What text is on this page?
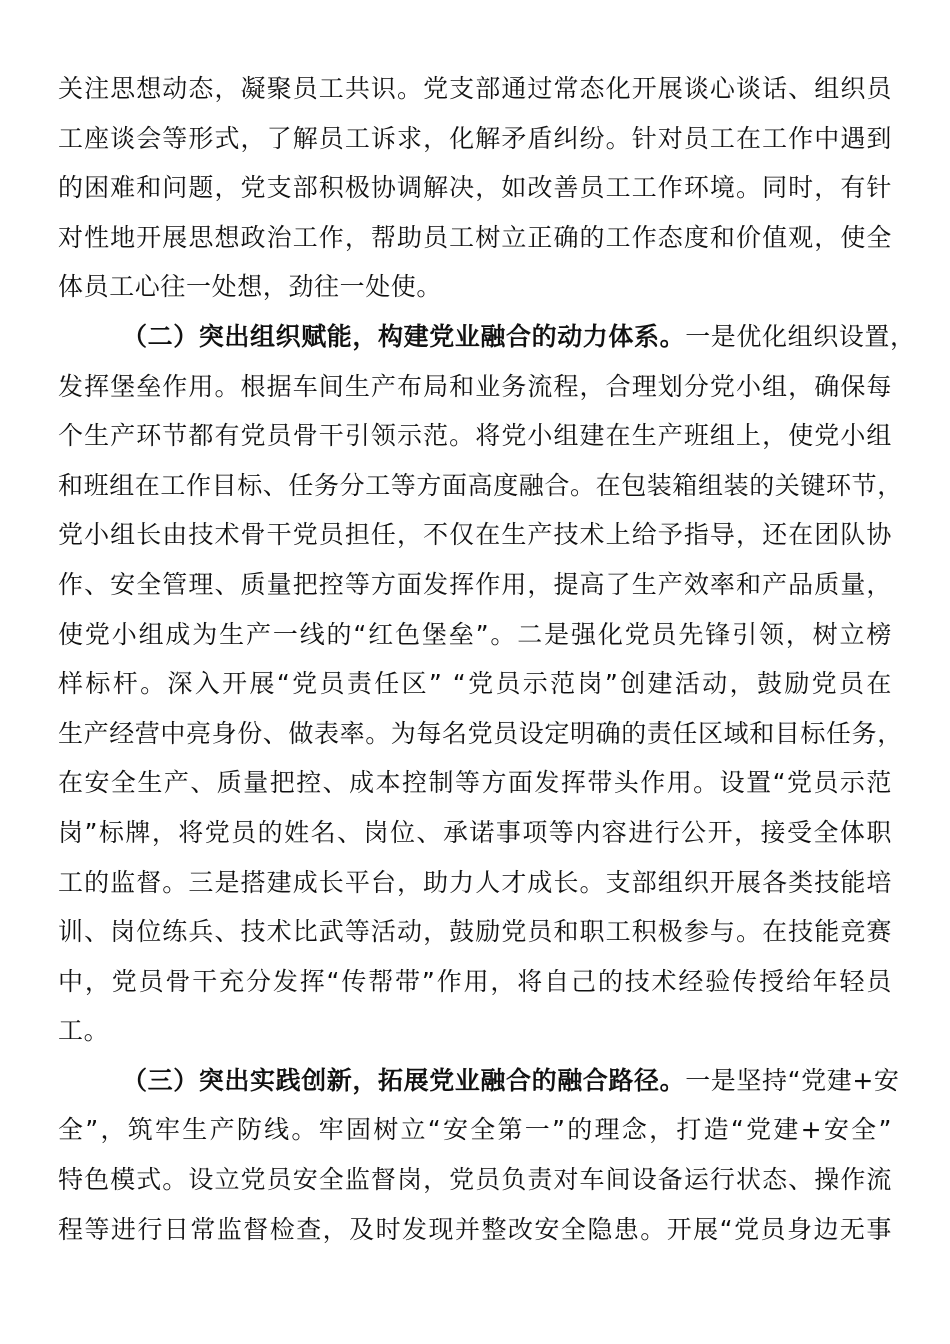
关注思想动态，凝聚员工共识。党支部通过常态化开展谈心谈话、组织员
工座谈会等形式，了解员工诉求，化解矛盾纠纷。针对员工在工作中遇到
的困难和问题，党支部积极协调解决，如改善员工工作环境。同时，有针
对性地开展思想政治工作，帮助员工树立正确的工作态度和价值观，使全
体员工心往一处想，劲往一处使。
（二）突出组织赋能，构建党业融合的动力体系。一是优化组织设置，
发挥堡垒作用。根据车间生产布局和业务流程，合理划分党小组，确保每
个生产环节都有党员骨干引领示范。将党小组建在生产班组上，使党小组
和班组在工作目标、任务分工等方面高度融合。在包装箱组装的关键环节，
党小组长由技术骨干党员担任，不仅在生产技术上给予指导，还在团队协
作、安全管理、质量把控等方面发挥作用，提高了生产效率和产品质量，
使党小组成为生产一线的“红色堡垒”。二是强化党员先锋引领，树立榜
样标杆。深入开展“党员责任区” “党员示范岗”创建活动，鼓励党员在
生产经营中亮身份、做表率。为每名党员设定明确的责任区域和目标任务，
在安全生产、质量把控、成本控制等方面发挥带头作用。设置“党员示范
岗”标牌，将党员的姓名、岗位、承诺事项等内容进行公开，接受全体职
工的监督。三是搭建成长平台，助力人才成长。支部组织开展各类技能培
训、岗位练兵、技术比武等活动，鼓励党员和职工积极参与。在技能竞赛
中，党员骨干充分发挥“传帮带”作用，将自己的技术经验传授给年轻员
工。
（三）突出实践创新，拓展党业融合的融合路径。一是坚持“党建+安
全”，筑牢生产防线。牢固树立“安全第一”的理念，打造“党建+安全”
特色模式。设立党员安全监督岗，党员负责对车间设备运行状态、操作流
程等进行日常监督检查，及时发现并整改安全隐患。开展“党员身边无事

* _Exercise task_: Leave out the pictures and copy the rest of the material above exactly.

* _The output_:
What text is on this page?
关注思想动态，凝聚员工共识。党支部通过常态化开展谈心谈话、组织员
工座谈会等形式，了解员工诉求，化解矛盾纠纷。针对员工在工作中遇到
的困难和问题，党支部积极协调解决，如改善员工工作环境。同时，有针
对性地开展思想政治工作，帮助员工树立正确的工作态度和价值观，使全
体员工心往一处想，劲往一处使。
（二）突出组织赋能，构建党业融合的动力体系。一是优化组织设置，
发挥堡垒作用。根据车间生产布局和业务流程，合理划分党小组，确保每
个生产环节都有党员骨干引领示范。将党小组建在生产班组上，使党小组
和班组在工作目标、任务分工等方面高度融合。在包装箱组装的关键环节，
党小组长由技术骨干党员担任，不仅在生产技术上给予指导，还在团队协
作、安全管理、质量把控等方面发挥作用，提高了生产效率和产品质量，
使党小组成为生产一线的“红色堡垒”。二是强化党员先锋引领，树立榜
样标杆。深入开展“党员责任区” “党员示范岗”创建活动，鼓励党员在
生产经营中亮身份、做表率。为每名党员设定明确的责任区域和目标任务，
在安全生产、质量把控、成本控制等方面发挥带头作用。设置“党员示范
岗”标牌，将党员的姓名、岗位、承诺事项等内容进行公开，接受全体职
工的监督。三是搭建成长平台，助力人才成长。支部组织开展各类技能培
训、岗位练兵、技术比武等活动，鼓励党员和职工积极参与。在技能竞赛
中，党员骨干充分发挥“传帮带”作用，将自己的技术经验传授给年轻员
工。
（三）突出实践创新，拓展党业融合的融合路径。一是坚持“党建+安
全”，筑牢生产防线。牢固树立“安全第一”的理念，打造“党建+安全”
特色模式。设立党员安全监督岗，党员负责对车间设备运行状态、操作流
程等进行日常监督检查，及时发现并整改安全隐患。开展“党员身边无事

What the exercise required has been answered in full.